Written problem: Copy all lines below containing "Rasoi".
-- Begin Material provided --
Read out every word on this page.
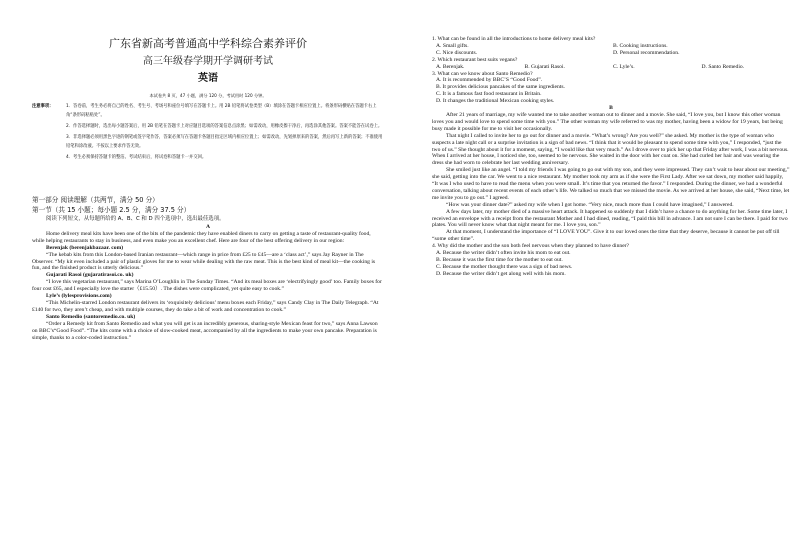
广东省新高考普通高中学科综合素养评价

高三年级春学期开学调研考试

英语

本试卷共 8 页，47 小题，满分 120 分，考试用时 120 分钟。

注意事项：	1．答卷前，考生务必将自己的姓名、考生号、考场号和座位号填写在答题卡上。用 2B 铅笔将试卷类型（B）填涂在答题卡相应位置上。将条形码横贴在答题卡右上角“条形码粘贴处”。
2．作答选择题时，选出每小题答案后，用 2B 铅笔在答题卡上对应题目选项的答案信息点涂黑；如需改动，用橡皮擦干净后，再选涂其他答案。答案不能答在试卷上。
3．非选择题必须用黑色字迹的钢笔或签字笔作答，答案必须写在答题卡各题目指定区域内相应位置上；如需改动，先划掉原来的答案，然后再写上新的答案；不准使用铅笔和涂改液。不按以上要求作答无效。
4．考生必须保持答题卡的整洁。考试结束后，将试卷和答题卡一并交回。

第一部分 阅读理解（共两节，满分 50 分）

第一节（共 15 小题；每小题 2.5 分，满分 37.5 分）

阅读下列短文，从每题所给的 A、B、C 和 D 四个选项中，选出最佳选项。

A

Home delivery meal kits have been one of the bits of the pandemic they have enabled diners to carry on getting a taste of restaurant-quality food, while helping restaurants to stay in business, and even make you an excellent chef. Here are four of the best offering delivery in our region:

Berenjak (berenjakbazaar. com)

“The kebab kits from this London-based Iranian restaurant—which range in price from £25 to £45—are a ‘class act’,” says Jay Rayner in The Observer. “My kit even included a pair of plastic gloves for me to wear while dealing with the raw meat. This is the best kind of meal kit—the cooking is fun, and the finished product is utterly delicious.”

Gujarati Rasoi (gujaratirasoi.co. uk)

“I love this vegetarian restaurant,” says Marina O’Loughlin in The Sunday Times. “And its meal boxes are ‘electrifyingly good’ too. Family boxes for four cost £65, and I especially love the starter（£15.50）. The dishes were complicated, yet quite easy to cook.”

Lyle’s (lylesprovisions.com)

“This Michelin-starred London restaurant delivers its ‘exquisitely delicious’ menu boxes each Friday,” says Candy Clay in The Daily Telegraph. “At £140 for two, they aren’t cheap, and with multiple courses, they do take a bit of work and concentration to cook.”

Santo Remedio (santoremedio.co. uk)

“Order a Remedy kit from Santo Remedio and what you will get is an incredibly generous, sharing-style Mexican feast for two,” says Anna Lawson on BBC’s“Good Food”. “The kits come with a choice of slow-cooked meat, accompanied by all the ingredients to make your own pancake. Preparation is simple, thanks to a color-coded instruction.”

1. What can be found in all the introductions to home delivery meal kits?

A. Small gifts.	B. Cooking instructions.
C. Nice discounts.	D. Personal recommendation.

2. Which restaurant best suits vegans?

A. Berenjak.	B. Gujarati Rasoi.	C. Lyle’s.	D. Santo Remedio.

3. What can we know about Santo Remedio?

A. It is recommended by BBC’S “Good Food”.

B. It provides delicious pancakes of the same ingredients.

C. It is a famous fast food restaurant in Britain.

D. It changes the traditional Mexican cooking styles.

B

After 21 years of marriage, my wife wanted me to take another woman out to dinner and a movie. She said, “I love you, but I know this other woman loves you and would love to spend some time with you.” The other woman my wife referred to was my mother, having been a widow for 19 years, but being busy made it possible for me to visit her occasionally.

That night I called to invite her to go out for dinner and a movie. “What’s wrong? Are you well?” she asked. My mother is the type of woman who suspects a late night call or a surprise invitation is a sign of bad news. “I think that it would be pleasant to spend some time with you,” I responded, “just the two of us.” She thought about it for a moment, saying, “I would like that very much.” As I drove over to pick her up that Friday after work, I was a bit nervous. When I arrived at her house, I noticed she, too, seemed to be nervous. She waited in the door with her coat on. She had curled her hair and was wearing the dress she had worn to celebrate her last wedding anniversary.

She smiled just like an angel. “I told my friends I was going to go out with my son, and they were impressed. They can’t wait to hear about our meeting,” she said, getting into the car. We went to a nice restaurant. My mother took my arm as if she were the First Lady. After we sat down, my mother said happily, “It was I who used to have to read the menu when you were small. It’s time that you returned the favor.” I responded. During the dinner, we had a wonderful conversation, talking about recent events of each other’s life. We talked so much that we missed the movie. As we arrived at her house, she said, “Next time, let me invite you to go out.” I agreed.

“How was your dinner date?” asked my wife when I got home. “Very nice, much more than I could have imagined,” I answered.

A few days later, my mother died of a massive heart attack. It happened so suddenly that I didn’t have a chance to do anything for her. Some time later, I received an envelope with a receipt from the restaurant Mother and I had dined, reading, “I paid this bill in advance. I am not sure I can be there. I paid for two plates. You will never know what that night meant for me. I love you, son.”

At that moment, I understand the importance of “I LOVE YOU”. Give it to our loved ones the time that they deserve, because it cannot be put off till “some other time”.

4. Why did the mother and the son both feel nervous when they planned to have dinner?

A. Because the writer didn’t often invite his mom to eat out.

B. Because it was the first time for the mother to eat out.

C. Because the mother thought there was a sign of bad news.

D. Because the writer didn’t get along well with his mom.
-- End Material provided --
-- Begin Material provided --
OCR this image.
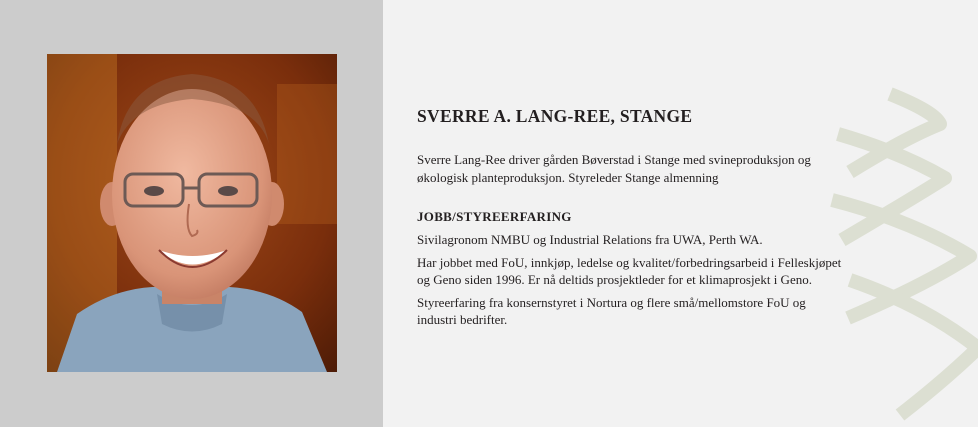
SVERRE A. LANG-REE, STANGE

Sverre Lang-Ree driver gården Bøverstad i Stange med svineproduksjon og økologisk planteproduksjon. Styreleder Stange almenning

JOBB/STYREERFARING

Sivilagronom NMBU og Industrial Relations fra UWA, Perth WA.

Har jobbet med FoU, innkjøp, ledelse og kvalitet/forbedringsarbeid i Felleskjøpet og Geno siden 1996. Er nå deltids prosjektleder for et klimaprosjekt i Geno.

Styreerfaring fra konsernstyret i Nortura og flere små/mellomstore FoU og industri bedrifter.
-- End Material provided --
Output of the exercise:
Gujarati Rasoi (gujaratirasoi.co. uk)
A. Berenjak.	B. Gujarati Rasoi.	C. Lyle’s.	D. Santo Remedio.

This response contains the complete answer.